Short problem:
Give the material again in full, matching it exactly.

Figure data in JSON
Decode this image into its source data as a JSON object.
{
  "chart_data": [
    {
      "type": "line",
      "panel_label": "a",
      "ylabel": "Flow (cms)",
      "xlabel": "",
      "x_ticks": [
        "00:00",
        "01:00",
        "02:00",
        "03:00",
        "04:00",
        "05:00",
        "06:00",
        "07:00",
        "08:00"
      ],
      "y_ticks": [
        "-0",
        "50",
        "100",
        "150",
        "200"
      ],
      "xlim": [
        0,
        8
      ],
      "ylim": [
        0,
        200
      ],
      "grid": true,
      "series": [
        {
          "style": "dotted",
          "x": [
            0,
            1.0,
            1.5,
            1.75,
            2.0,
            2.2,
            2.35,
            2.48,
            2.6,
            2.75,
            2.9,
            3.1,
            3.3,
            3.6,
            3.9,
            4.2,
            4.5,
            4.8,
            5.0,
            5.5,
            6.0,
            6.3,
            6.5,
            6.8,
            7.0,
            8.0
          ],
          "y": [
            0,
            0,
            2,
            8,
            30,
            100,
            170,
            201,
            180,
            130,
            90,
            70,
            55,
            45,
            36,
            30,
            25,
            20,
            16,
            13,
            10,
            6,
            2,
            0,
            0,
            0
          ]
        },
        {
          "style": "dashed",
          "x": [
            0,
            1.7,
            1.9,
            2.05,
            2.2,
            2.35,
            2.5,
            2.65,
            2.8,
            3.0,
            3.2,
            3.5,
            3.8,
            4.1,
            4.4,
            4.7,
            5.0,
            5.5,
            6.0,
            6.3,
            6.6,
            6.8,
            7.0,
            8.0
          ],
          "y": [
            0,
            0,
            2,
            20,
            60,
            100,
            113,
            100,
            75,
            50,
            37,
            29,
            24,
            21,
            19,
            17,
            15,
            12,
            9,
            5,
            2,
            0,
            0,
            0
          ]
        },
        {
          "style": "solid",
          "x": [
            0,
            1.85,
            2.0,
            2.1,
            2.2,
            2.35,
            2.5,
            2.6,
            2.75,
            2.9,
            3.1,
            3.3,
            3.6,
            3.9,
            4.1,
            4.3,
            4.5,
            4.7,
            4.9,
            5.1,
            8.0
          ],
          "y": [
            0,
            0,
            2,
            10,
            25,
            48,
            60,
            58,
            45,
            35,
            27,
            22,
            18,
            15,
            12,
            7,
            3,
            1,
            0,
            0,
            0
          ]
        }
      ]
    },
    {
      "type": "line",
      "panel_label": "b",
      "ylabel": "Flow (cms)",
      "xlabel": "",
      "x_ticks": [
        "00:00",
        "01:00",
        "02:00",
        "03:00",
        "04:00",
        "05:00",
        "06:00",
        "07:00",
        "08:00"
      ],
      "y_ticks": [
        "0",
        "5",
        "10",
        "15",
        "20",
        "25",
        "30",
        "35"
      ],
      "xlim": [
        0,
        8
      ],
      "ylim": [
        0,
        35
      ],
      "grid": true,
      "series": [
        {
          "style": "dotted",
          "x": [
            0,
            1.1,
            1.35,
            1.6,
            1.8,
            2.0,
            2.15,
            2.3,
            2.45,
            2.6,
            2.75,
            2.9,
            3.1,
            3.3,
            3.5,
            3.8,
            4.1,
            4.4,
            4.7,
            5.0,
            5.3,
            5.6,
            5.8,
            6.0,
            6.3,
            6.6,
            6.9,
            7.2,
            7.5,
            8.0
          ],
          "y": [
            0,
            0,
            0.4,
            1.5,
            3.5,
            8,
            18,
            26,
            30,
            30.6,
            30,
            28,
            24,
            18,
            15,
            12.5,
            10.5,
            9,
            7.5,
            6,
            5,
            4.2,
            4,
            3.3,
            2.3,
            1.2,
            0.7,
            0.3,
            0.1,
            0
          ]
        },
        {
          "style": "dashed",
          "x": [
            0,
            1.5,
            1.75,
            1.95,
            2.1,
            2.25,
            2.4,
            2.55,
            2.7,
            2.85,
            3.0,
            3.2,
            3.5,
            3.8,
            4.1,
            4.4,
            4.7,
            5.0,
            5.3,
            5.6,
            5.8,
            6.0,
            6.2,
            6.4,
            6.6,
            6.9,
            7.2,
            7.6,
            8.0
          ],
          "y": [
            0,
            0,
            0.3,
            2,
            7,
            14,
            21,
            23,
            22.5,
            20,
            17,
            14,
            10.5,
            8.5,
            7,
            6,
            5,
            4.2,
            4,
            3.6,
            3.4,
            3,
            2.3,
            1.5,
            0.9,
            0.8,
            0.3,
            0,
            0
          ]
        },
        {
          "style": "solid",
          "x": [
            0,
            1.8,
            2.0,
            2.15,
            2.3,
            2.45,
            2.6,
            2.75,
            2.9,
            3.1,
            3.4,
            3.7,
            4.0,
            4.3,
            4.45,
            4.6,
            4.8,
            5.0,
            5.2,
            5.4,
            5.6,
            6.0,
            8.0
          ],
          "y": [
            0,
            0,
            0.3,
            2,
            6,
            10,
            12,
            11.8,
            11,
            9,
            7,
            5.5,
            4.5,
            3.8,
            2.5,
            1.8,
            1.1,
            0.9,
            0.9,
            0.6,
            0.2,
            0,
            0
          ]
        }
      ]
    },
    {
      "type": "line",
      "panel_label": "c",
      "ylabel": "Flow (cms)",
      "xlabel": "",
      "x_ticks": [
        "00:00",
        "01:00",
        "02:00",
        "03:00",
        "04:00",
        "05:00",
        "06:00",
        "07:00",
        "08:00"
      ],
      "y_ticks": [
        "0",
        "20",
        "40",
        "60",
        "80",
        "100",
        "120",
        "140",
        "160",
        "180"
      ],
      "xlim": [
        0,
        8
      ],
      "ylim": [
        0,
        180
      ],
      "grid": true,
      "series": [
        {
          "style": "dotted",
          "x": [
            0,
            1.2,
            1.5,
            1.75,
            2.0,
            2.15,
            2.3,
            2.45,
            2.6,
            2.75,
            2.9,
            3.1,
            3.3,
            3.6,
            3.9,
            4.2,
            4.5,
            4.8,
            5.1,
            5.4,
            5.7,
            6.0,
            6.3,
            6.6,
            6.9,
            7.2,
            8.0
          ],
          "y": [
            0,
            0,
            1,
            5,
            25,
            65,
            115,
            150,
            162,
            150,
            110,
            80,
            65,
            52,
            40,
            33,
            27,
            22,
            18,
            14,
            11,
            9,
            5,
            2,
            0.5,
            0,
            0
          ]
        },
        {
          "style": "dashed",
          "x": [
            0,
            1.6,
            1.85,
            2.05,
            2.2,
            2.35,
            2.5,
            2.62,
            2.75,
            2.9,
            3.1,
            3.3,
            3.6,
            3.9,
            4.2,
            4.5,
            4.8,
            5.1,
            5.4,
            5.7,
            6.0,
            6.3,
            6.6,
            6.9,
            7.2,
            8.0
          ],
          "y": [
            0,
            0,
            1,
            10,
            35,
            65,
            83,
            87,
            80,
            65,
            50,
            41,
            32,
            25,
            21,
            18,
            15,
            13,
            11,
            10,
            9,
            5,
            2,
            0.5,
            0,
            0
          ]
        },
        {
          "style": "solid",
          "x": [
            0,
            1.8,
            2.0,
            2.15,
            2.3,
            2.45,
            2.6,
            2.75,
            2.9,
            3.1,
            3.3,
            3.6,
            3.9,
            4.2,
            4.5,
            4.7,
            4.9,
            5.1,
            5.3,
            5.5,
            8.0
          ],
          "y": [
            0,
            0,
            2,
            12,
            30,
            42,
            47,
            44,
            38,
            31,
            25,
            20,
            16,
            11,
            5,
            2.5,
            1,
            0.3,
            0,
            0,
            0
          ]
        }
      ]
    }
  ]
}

The answer:
Decode this image into its source data as a JSON object.
{
  "chart_data": [
    {
      "type": "line",
      "panel_label": "a",
      "ylabel": "Flow (cms)",
      "xlabel": "",
      "x_ticks": [
        "00:00",
        "01:00",
        "02:00",
        "03:00",
        "04:00",
        "05:00",
        "06:00",
        "07:00",
        "08:00"
      ],
      "y_ticks": [
        "-0",
        "50",
        "100",
        "150",
        "200"
      ],
      "xlim": [
        0,
        8
      ],
      "ylim": [
        0,
        200
      ],
      "grid": true,
      "series": [
        {
          "style": "dotted",
          "x": [
            0,
            1.0,
            1.5,
            1.75,
            2.0,
            2.2,
            2.35,
            2.48,
            2.6,
            2.75,
            2.9,
            3.1,
            3.3,
            3.6,
            3.9,
            4.2,
            4.5,
            4.8,
            5.0,
            5.5,
            6.0,
            6.3,
            6.5,
            6.8,
            7.0,
            8.0
          ],
          "y": [
            0,
            0,
            2,
            8,
            30,
            100,
            170,
            201,
            180,
            130,
            90,
            70,
            55,
            45,
            36,
            30,
            25,
            20,
            16,
            13,
            10,
            6,
            2,
            0,
            0,
            0
          ]
        },
        {
          "style": "dashed",
          "x": [
            0,
            1.7,
            1.9,
            2.05,
            2.2,
            2.35,
            2.5,
            2.65,
            2.8,
            3.0,
            3.2,
            3.5,
            3.8,
            4.1,
            4.4,
            4.7,
            5.0,
            5.5,
            6.0,
            6.3,
            6.6,
            6.8,
            7.0,
            8.0
          ],
          "y": [
            0,
            0,
            2,
            20,
            60,
            100,
            113,
            100,
            75,
            50,
            37,
            29,
            24,
            21,
            19,
            17,
            15,
            12,
            9,
            5,
            2,
            0,
            0,
            0
          ]
        },
        {
          "style": "solid",
          "x": [
            0,
            1.85,
            2.0,
            2.1,
            2.2,
            2.35,
            2.5,
            2.6,
            2.75,
            2.9,
            3.1,
            3.3,
            3.6,
            3.9,
            4.1,
            4.3,
            4.5,
            4.7,
            4.9,
            5.1,
            8.0
          ],
          "y": [
            0,
            0,
            2,
            10,
            25,
            48,
            60,
            58,
            45,
            35,
            27,
            22,
            18,
            15,
            12,
            7,
            3,
            1,
            0,
            0,
            0
          ]
        }
      ]
    },
    {
      "type": "line",
      "panel_label": "b",
      "ylabel": "Flow (cms)",
      "xlabel": "",
      "x_ticks": [
        "00:00",
        "01:00",
        "02:00",
        "03:00",
        "04:00",
        "05:00",
        "06:00",
        "07:00",
        "08:00"
      ],
      "y_ticks": [
        "0",
        "5",
        "10",
        "15",
        "20",
        "25",
        "30",
        "35"
      ],
      "xlim": [
        0,
        8
      ],
      "ylim": [
        0,
        35
      ],
      "grid": true,
      "series": [
        {
          "style": "dotted",
          "x": [
            0,
            1.1,
            1.35,
            1.6,
            1.8,
            2.0,
            2.15,
            2.3,
            2.45,
            2.6,
            2.75,
            2.9,
            3.1,
            3.3,
            3.5,
            3.8,
            4.1,
            4.4,
            4.7,
            5.0,
            5.3,
            5.6,
            5.8,
            6.0,
            6.3,
            6.6,
            6.9,
            7.2,
            7.5,
            8.0
          ],
          "y": [
            0,
            0,
            0.4,
            1.5,
            3.5,
            8,
            18,
            26,
            30,
            30.6,
            30,
            28,
            24,
            18,
            15,
            12.5,
            10.5,
            9,
            7.5,
            6,
            5,
            4.2,
            4,
            3.3,
            2.3,
            1.2,
            0.7,
            0.3,
            0.1,
            0
          ]
        },
        {
          "style": "dashed",
          "x": [
            0,
            1.5,
            1.75,
            1.95,
            2.1,
            2.25,
            2.4,
            2.55,
            2.7,
            2.85,
            3.0,
            3.2,
            3.5,
            3.8,
            4.1,
            4.4,
            4.7,
            5.0,
            5.3,
            5.6,
            5.8,
            6.0,
            6.2,
            6.4,
            6.6,
            6.9,
            7.2,
            7.6,
            8.0
          ],
          "y": [
            0,
            0,
            0.3,
            2,
            7,
            14,
            21,
            23,
            22.5,
            20,
            17,
            14,
            10.5,
            8.5,
            7,
            6,
            5,
            4.2,
            4,
            3.6,
            3.4,
            3,
            2.3,
            1.5,
            0.9,
            0.8,
            0.3,
            0,
            0
          ]
        },
        {
          "style": "solid",
          "x": [
            0,
            1.8,
            2.0,
            2.15,
            2.3,
            2.45,
            2.6,
            2.75,
            2.9,
            3.1,
            3.4,
            3.7,
            4.0,
            4.3,
            4.45,
            4.6,
            4.8,
            5.0,
            5.2,
            5.4,
            5.6,
            6.0,
            8.0
          ],
          "y": [
            0,
            0,
            0.3,
            2,
            6,
            10,
            12,
            11.8,
            11,
            9,
            7,
            5.5,
            4.5,
            3.8,
            2.5,
            1.8,
            1.1,
            0.9,
            0.9,
            0.6,
            0.2,
            0,
            0
          ]
        }
      ]
    },
    {
      "type": "line",
      "panel_label": "c",
      "ylabel": "Flow (cms)",
      "xlabel": "",
      "x_ticks": [
        "00:00",
        "01:00",
        "02:00",
        "03:00",
        "04:00",
        "05:00",
        "06:00",
        "07:00",
        "08:00"
      ],
      "y_ticks": [
        "0",
        "20",
        "40",
        "60",
        "80",
        "100",
        "120",
        "140",
        "160",
        "180"
      ],
      "xlim": [
        0,
        8
      ],
      "ylim": [
        0,
        180
      ],
      "grid": true,
      "series": [
        {
          "style": "dotted",
          "x": [
            0,
            1.2,
            1.5,
            1.75,
            2.0,
            2.15,
            2.3,
            2.45,
            2.6,
            2.75,
            2.9,
            3.1,
            3.3,
            3.6,
            3.9,
            4.2,
            4.5,
            4.8,
            5.1,
            5.4,
            5.7,
            6.0,
            6.3,
            6.6,
            6.9,
            7.2,
            8.0
          ],
          "y": [
            0,
            0,
            1,
            5,
            25,
            65,
            115,
            150,
            162,
            150,
            110,
            80,
            65,
            52,
            40,
            33,
            27,
            22,
            18,
            14,
            11,
            9,
            5,
            2,
            0.5,
            0,
            0
          ]
        },
        {
          "style": "dashed",
          "x": [
            0,
            1.6,
            1.85,
            2.05,
            2.2,
            2.35,
            2.5,
            2.62,
            2.75,
            2.9,
            3.1,
            3.3,
            3.6,
            3.9,
            4.2,
            4.5,
            4.8,
            5.1,
            5.4,
            5.7,
            6.0,
            6.3,
            6.6,
            6.9,
            7.2,
            8.0
          ],
          "y": [
            0,
            0,
            1,
            10,
            35,
            65,
            83,
            87,
            80,
            65,
            50,
            41,
            32,
            25,
            21,
            18,
            15,
            13,
            11,
            10,
            9,
            5,
            2,
            0.5,
            0,
            0
          ]
        },
        {
          "style": "solid",
          "x": [
            0,
            1.8,
            2.0,
            2.15,
            2.3,
            2.45,
            2.6,
            2.75,
            2.9,
            3.1,
            3.3,
            3.6,
            3.9,
            4.2,
            4.5,
            4.7,
            4.9,
            5.1,
            5.3,
            5.5,
            8.0
          ],
          "y": [
            0,
            0,
            2,
            12,
            30,
            42,
            47,
            44,
            38,
            31,
            25,
            20,
            16,
            11,
            5,
            2.5,
            1,
            0.3,
            0,
            0,
            0
          ]
        }
      ]
    }
  ]
}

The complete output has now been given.